- What you need to do -
Search the data below for "corresponding"; list each line that holds it.

- Source material -
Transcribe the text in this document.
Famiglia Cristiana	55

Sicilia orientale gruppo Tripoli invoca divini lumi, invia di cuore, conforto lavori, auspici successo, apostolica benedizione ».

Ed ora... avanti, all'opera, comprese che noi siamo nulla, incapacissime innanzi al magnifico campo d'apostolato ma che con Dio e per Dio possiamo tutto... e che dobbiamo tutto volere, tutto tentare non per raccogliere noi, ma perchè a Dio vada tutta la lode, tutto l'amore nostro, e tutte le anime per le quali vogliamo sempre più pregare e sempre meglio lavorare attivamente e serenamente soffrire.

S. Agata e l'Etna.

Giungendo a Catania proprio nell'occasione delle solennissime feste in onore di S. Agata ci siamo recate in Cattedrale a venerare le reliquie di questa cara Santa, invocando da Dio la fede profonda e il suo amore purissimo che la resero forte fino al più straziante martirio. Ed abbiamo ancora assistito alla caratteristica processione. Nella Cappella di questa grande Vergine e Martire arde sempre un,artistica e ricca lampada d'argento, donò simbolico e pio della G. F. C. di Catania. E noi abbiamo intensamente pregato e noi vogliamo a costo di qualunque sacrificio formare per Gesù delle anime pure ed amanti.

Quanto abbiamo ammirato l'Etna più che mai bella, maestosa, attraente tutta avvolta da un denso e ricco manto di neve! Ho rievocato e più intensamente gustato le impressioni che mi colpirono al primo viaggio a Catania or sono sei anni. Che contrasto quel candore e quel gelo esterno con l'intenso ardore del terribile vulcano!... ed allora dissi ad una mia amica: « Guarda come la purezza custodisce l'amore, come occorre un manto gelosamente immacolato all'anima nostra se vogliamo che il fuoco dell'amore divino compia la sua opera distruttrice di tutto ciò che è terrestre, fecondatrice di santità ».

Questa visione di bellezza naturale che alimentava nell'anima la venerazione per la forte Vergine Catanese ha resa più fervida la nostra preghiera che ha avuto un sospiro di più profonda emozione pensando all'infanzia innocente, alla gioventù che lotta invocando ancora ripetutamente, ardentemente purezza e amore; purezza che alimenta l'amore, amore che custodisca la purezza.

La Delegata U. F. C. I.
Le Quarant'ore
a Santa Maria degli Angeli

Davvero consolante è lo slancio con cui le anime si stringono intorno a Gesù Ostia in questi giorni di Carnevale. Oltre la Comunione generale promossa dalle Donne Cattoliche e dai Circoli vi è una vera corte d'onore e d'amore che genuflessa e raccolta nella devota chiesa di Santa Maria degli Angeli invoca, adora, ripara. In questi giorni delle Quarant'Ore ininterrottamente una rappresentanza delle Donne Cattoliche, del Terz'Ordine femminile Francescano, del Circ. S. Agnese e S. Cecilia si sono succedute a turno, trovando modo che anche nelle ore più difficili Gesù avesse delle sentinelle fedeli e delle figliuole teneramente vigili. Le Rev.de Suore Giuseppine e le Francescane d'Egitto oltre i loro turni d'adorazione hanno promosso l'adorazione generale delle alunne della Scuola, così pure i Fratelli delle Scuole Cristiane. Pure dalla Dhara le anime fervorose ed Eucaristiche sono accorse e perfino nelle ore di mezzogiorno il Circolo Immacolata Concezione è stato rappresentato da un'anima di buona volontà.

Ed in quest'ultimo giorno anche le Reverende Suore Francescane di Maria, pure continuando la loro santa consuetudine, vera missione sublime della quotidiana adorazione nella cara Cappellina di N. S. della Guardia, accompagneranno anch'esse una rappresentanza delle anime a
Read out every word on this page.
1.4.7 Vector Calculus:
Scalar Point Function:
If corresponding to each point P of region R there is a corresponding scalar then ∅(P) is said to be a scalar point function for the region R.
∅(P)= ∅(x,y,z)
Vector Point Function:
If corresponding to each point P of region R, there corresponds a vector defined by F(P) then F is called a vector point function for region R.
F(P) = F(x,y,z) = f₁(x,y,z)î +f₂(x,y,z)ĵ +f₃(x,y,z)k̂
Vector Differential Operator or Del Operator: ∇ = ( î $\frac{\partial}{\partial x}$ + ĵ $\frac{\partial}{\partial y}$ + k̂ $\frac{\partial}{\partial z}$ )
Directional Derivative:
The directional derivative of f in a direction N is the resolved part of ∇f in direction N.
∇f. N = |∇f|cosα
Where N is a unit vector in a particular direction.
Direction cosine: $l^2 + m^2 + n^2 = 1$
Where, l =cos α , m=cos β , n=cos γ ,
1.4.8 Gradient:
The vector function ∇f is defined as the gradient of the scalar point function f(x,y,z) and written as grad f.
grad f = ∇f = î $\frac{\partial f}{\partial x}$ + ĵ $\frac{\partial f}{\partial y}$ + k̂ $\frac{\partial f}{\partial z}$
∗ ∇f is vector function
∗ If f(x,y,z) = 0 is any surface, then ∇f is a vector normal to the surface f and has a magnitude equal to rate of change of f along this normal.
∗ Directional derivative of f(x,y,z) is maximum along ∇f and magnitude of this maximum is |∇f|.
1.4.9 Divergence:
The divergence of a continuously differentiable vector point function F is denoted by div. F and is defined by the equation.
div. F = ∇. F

- Output of the exercise -
If corresponding to each point P of region R there is a corresponding scalar then ∅(P) is said to be a scalar point function for the region R.
If corresponding to each point P of region R, there corresponds a vector defined by F(P) then F is called a vector point function for region R.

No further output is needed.